(Data records)
>> start

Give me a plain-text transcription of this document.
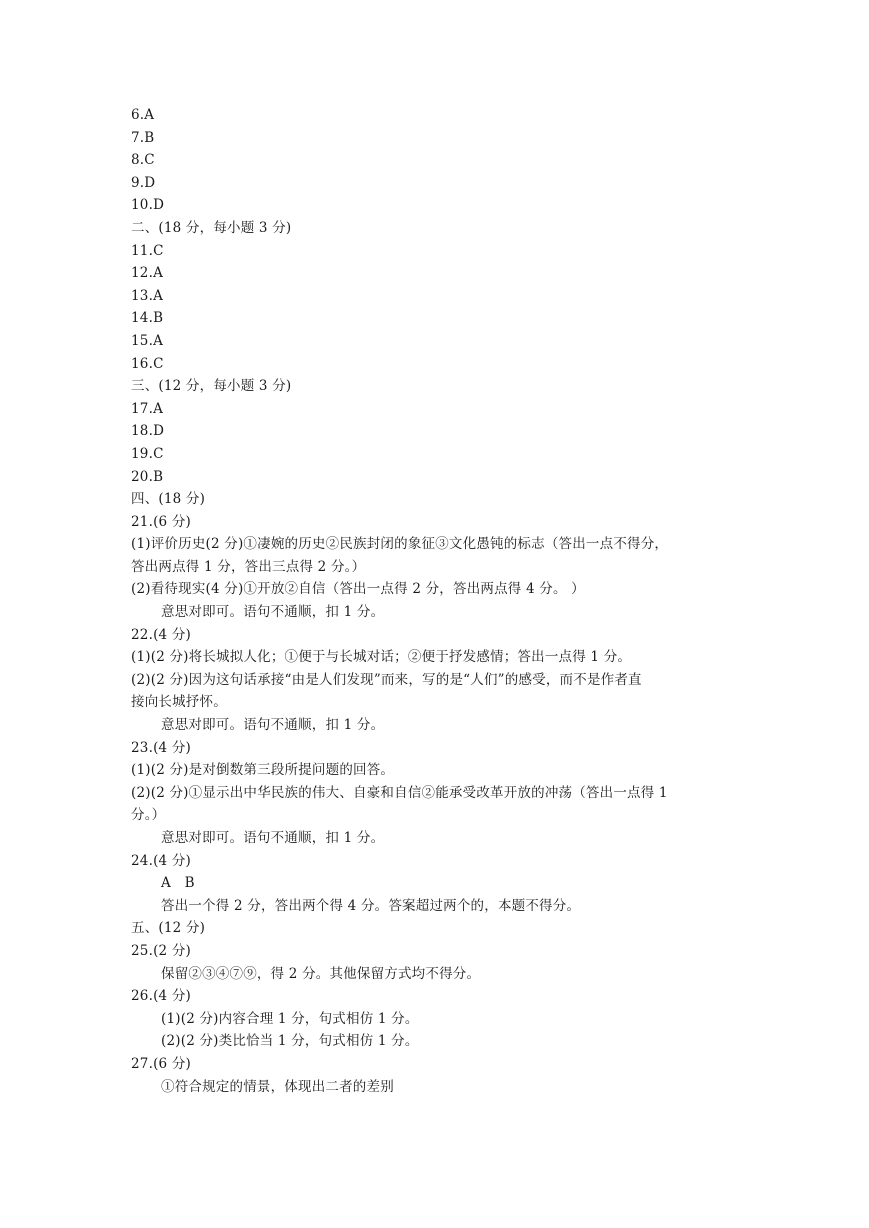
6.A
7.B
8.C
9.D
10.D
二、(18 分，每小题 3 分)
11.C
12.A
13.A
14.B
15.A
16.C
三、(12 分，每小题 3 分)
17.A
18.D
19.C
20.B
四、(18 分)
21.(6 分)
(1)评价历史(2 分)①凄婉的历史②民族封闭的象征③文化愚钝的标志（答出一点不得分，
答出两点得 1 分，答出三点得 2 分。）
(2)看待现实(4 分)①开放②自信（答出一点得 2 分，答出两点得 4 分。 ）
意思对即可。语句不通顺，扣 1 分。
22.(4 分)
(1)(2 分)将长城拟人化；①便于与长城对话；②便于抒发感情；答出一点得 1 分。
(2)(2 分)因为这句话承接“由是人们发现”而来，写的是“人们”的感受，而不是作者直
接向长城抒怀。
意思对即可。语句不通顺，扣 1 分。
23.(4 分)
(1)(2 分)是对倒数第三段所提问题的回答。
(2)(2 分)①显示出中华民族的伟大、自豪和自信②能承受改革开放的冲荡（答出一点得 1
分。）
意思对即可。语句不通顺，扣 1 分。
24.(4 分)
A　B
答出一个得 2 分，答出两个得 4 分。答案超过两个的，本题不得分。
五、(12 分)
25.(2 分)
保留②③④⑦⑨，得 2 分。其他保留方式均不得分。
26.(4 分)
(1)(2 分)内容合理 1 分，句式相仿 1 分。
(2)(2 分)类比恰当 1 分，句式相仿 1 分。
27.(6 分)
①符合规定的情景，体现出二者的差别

>> end

• _Exercise_: Return the entries unchanged, save for the pictures, which do not belong in the copy.

• _Exercise answer_:
Give me a plain-text transcription of this document.
6.A
7.B
8.C
9.D
10.D
二、(18 分，每小题 3 分)
11.C
12.A
13.A
14.B
15.A
16.C
三、(12 分，每小题 3 分)
17.A
18.D
19.C
20.B
四、(18 分)
21.(6 分)
(1)评价历史(2 分)①凄婉的历史②民族封闭的象征③文化愚钝的标志（答出一点不得分，
答出两点得 1 分，答出三点得 2 分。）
(2)看待现实(4 分)①开放②自信（答出一点得 2 分，答出两点得 4 分。 ）
意思对即可。语句不通顺，扣 1 分。
22.(4 分)
(1)(2 分)将长城拟人化；①便于与长城对话；②便于抒发感情；答出一点得 1 分。
(2)(2 分)因为这句话承接“由是人们发现”而来，写的是“人们”的感受，而不是作者直
接向长城抒怀。
意思对即可。语句不通顺，扣 1 分。
23.(4 分)
(1)(2 分)是对倒数第三段所提问题的回答。
(2)(2 分)①显示出中华民族的伟大、自豪和自信②能承受改革开放的冲荡（答出一点得 1
分。）
意思对即可。语句不通顺，扣 1 分。
24.(4 分)
A　B
答出一个得 2 分，答出两个得 4 分。答案超过两个的，本题不得分。
五、(12 分)
25.(2 分)
保留②③④⑦⑨，得 2 分。其他保留方式均不得分。
26.(4 分)
(1)(2 分)内容合理 1 分，句式相仿 1 分。
(2)(2 分)类比恰当 1 分，句式相仿 1 分。
27.(6 分)
①符合规定的情景，体现出二者的差别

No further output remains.